═══ RECORDS SUPPLIED ═══

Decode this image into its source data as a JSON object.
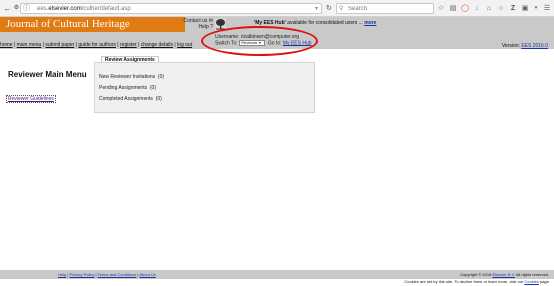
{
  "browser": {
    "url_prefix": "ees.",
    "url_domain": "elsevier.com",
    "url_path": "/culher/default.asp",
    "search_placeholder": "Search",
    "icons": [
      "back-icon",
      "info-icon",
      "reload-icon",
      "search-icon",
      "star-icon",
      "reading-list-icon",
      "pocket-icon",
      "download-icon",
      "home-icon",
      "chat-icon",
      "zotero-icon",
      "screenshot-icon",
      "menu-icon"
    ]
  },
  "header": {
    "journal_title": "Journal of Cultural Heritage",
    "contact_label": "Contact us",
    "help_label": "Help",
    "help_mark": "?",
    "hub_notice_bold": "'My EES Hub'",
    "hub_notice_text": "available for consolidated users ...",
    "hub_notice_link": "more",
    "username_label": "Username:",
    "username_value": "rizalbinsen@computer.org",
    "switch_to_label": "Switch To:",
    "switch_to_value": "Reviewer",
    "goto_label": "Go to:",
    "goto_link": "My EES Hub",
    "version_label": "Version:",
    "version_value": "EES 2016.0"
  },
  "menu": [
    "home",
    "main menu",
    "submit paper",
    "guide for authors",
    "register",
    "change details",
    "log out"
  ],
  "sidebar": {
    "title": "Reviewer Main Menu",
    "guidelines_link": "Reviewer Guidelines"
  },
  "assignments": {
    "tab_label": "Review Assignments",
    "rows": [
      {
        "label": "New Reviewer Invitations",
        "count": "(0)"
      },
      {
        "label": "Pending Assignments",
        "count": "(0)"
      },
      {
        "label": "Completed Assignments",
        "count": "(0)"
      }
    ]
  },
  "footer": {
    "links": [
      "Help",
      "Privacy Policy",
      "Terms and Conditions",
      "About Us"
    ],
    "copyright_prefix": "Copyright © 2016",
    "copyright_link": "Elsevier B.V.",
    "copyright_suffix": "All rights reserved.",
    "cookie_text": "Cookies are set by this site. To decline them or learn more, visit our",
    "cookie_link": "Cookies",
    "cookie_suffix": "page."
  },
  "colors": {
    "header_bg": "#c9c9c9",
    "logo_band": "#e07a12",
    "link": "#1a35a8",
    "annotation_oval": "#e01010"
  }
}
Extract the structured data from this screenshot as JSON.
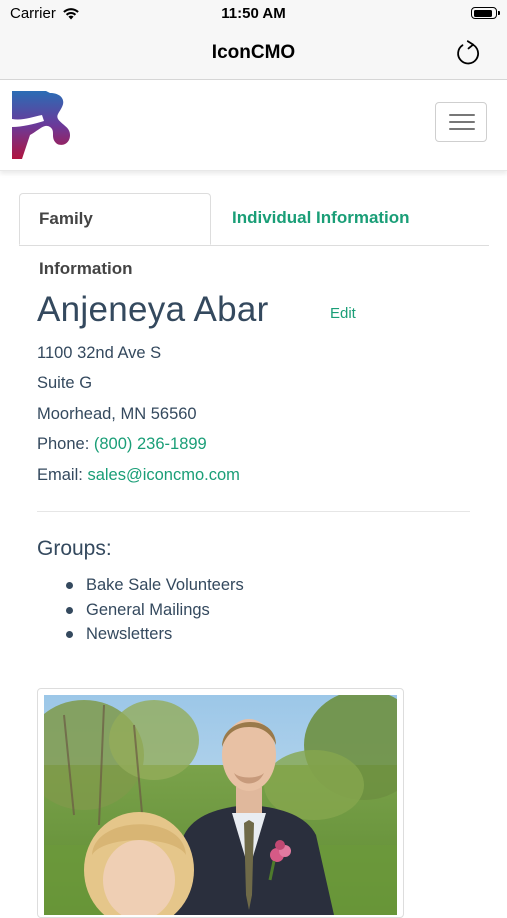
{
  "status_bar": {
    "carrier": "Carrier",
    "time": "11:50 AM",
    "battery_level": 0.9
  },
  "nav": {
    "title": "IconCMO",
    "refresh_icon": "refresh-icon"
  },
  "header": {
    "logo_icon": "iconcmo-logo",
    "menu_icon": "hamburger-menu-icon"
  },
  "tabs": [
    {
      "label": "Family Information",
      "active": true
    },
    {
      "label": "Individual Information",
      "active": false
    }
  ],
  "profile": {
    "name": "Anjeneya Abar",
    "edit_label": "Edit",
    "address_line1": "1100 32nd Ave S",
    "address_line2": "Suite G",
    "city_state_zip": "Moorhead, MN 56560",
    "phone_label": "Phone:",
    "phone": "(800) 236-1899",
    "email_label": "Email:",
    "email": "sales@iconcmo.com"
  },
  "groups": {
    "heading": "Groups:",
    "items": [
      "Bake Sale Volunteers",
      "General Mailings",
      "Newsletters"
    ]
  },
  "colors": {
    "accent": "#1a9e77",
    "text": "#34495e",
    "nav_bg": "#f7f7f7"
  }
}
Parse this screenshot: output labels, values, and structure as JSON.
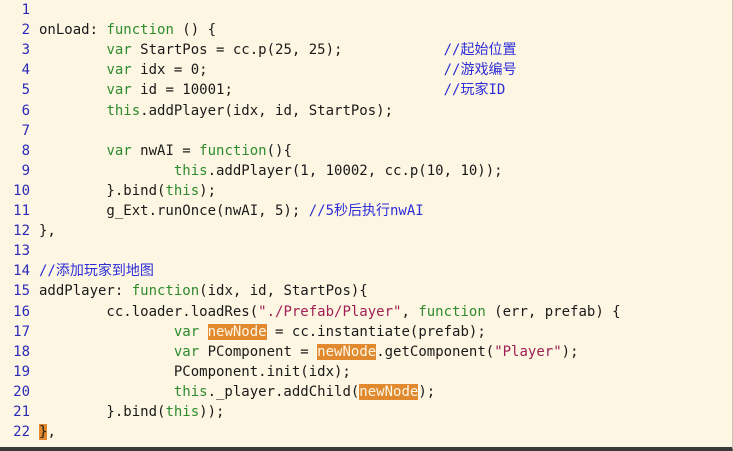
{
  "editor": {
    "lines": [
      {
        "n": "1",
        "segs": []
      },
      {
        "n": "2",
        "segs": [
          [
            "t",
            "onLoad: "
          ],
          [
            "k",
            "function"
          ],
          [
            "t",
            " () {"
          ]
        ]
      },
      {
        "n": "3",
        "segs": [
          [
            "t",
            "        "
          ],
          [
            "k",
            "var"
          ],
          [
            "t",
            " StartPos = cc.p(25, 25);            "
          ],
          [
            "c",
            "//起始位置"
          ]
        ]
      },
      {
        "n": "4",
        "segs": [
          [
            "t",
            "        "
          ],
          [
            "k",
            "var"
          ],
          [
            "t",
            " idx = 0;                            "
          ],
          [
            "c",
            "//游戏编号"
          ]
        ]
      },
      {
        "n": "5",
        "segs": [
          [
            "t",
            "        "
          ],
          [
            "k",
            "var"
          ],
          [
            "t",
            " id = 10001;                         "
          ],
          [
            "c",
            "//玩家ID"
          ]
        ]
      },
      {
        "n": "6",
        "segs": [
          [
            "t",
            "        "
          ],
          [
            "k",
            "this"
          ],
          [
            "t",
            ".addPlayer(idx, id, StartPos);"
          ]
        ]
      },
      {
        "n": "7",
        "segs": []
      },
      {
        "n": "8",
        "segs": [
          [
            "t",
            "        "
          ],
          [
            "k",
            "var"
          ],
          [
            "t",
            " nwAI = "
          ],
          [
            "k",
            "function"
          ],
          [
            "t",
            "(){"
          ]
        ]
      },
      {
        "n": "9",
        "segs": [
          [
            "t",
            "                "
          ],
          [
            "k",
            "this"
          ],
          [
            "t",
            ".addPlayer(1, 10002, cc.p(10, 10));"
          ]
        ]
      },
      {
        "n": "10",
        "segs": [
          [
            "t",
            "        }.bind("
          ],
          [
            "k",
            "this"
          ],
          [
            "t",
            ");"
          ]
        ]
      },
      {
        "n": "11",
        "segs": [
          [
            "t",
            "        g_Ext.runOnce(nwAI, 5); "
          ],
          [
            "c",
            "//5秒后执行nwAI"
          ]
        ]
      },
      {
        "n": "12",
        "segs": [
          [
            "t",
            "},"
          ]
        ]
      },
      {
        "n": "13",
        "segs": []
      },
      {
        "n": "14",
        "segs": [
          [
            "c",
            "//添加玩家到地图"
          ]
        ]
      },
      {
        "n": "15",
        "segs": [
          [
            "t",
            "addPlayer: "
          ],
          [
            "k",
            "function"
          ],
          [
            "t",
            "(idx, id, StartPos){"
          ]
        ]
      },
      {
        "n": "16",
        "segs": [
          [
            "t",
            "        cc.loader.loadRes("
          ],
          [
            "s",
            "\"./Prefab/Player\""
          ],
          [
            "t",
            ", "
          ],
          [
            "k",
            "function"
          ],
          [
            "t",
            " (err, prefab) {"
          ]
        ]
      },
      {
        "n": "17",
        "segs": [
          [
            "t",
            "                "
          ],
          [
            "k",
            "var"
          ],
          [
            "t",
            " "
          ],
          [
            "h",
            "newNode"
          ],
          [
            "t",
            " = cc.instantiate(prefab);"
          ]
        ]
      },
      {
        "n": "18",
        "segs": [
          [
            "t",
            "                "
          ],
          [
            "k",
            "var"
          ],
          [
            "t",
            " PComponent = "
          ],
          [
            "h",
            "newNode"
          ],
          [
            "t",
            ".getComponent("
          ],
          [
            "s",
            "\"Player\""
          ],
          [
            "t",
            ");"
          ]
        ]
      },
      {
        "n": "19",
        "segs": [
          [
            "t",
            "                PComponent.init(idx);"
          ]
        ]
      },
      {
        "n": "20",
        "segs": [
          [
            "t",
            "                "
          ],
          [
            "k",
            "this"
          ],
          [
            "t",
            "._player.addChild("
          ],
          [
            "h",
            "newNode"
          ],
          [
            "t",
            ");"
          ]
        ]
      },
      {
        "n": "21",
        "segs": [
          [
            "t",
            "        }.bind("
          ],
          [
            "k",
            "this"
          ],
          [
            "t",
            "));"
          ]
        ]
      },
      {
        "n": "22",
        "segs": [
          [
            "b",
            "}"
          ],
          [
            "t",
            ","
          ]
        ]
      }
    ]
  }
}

═══

• PROBLEM STATEMENT:
Restate the data above word for word. Do not include the images.

• COMPLETED TASK:
Decode this image into its source data as a JSON object.
{
  "browser": {
    "url_prefix": "ees.",
    "url_domain": "elsevier.com",
    "url_path": "/culher/default.asp",
    "search_placeholder": "Search",
    "icons": [
      "back-icon",
      "info-icon",
      "reload-icon",
      "search-icon",
      "star-icon",
      "reading-list-icon",
      "pocket-icon",
      "download-icon",
      "home-icon",
      "chat-icon",
      "zotero-icon",
      "screenshot-icon",
      "menu-icon"
    ]
  },
  "header": {
    "journal_title": "Journal of Cultural Heritage",
    "contact_label": "Contact us",
    "help_label": "Help",
    "help_mark": "?",
    "hub_notice_bold": "'My EES Hub'",
    "hub_notice_text": "available for consolidated users ...",
    "hub_notice_link": "more",
    "username_label": "Username:",
    "username_value": "rizalbinsen@computer.org",
    "switch_to_label": "Switch To:",
    "switch_to_value": "Reviewer",
    "goto_label": "Go to:",
    "goto_link": "My EES Hub",
    "version_label": "Version:",
    "version_value": "EES 2016.0"
  },
  "menu": [
    "home",
    "main menu",
    "submit paper",
    "guide for authors",
    "register",
    "change details",
    "log out"
  ],
  "sidebar": {
    "title": "Reviewer Main Menu",
    "guidelines_link": "Reviewer Guidelines"
  },
  "assignments": {
    "tab_label": "Review Assignments",
    "rows": [
      {
        "label": "New Reviewer Invitations",
        "count": "(0)"
      },
      {
        "label": "Pending Assignments",
        "count": "(0)"
      },
      {
        "label": "Completed Assignments",
        "count": "(0)"
      }
    ]
  },
  "footer": {
    "links": [
      "Help",
      "Privacy Policy",
      "Terms and Conditions",
      "About Us"
    ],
    "copyright_prefix": "Copyright © 2016",
    "copyright_link": "Elsevier B.V.",
    "copyright_suffix": "All rights reserved.",
    "cookie_text": "Cookies are set by this site. To decline them or learn more, visit our",
    "cookie_link": "Cookies",
    "cookie_suffix": "page."
  },
  "colors": {
    "header_bg": "#c9c9c9",
    "logo_band": "#e07a12",
    "link": "#1a35a8",
    "annotation_oval": "#e01010"
  }
}
Extract the structured data from this screenshot as JSON.
{
  "status_bar": {
    "carrier": "Carrier",
    "time": "11:50 AM",
    "battery_level": 0.9
  },
  "nav": {
    "title": "IconCMO",
    "refresh_icon": "refresh-icon"
  },
  "header": {
    "logo_icon": "iconcmo-logo",
    "menu_icon": "hamburger-menu-icon"
  },
  "tabs": [
    {
      "label": "Family Information",
      "active": true
    },
    {
      "label": "Individual Information",
      "active": false
    }
  ],
  "profile": {
    "name": "Anjeneya Abar",
    "edit_label": "Edit",
    "address_line1": "1100 32nd Ave S",
    "address_line2": "Suite G",
    "city_state_zip": "Moorhead, MN 56560",
    "phone_label": "Phone:",
    "phone": "(800) 236-1899",
    "email_label": "Email:",
    "email": "sales@iconcmo.com"
  },
  "groups": {
    "heading": "Groups:",
    "items": [
      "Bake Sale Volunteers",
      "General Mailings",
      "Newsletters"
    ]
  },
  "colors": {
    "accent": "#1a9e77",
    "text": "#34495e",
    "nav_bg": "#f7f7f7"
  }
}
Parse this screenshot: output labels, values, and structure as JSON.
{
  "editor": {
    "lines": [
      {
        "n": "1",
        "segs": []
      },
      {
        "n": "2",
        "segs": [
          [
            "t",
            "onLoad: "
          ],
          [
            "k",
            "function"
          ],
          [
            "t",
            " () {"
          ]
        ]
      },
      {
        "n": "3",
        "segs": [
          [
            "t",
            "        "
          ],
          [
            "k",
            "var"
          ],
          [
            "t",
            " StartPos = cc.p(25, 25);            "
          ],
          [
            "c",
            "//起始位置"
          ]
        ]
      },
      {
        "n": "4",
        "segs": [
          [
            "t",
            "        "
          ],
          [
            "k",
            "var"
          ],
          [
            "t",
            " idx = 0;                            "
          ],
          [
            "c",
            "//游戏编号"
          ]
        ]
      },
      {
        "n": "5",
        "segs": [
          [
            "t",
            "        "
          ],
          [
            "k",
            "var"
          ],
          [
            "t",
            " id = 10001;                         "
          ],
          [
            "c",
            "//玩家ID"
          ]
        ]
      },
      {
        "n": "6",
        "segs": [
          [
            "t",
            "        "
          ],
          [
            "k",
            "this"
          ],
          [
            "t",
            ".addPlayer(idx, id, StartPos);"
          ]
        ]
      },
      {
        "n": "7",
        "segs": []
      },
      {
        "n": "8",
        "segs": [
          [
            "t",
            "        "
          ],
          [
            "k",
            "var"
          ],
          [
            "t",
            " nwAI = "
          ],
          [
            "k",
            "function"
          ],
          [
            "t",
            "(){"
          ]
        ]
      },
      {
        "n": "9",
        "segs": [
          [
            "t",
            "                "
          ],
          [
            "k",
            "this"
          ],
          [
            "t",
            ".addPlayer(1, 10002, cc.p(10, 10));"
          ]
        ]
      },
      {
        "n": "10",
        "segs": [
          [
            "t",
            "        }.bind("
          ],
          [
            "k",
            "this"
          ],
          [
            "t",
            ");"
          ]
        ]
      },
      {
        "n": "11",
        "segs": [
          [
            "t",
            "        g_Ext.runOnce(nwAI, 5); "
          ],
          [
            "c",
            "//5秒后执行nwAI"
          ]
        ]
      },
      {
        "n": "12",
        "segs": [
          [
            "t",
            "},"
          ]
        ]
      },
      {
        "n": "13",
        "segs": []
      },
      {
        "n": "14",
        "segs": [
          [
            "c",
            "//添加玩家到地图"
          ]
        ]
      },
      {
        "n": "15",
        "segs": [
          [
            "t",
            "addPlayer: "
          ],
          [
            "k",
            "function"
          ],
          [
            "t",
            "(idx, id, StartPos){"
          ]
        ]
      },
      {
        "n": "16",
        "segs": [
          [
            "t",
            "        cc.loader.loadRes("
          ],
          [
            "s",
            "\"./Prefab/Player\""
          ],
          [
            "t",
            ", "
          ],
          [
            "k",
            "function"
          ],
          [
            "t",
            " (err, prefab) {"
          ]
        ]
      },
      {
        "n": "17",
        "segs": [
          [
            "t",
            "                "
          ],
          [
            "k",
            "var"
          ],
          [
            "t",
            " "
          ],
          [
            "h",
            "newNode"
          ],
          [
            "t",
            " = cc.instantiate(prefab);"
          ]
        ]
      },
      {
        "n": "18",
        "segs": [
          [
            "t",
            "                "
          ],
          [
            "k",
            "var"
          ],
          [
            "t",
            " PComponent = "
          ],
          [
            "h",
            "newNode"
          ],
          [
            "t",
            ".getComponent("
          ],
          [
            "s",
            "\"Player\""
          ],
          [
            "t",
            ");"
          ]
        ]
      },
      {
        "n": "19",
        "segs": [
          [
            "t",
            "                PComponent.init(idx);"
          ]
        ]
      },
      {
        "n": "20",
        "segs": [
          [
            "t",
            "                "
          ],
          [
            "k",
            "this"
          ],
          [
            "t",
            "._player.addChild("
          ],
          [
            "h",
            "newNode"
          ],
          [
            "t",
            ");"
          ]
        ]
      },
      {
        "n": "21",
        "segs": [
          [
            "t",
            "        }.bind("
          ],
          [
            "k",
            "this"
          ],
          [
            "t",
            "));"
          ]
        ]
      },
      {
        "n": "22",
        "segs": [
          [
            "b",
            "}"
          ],
          [
            "t",
            ","
          ]
        ]
      }
    ]
  }
}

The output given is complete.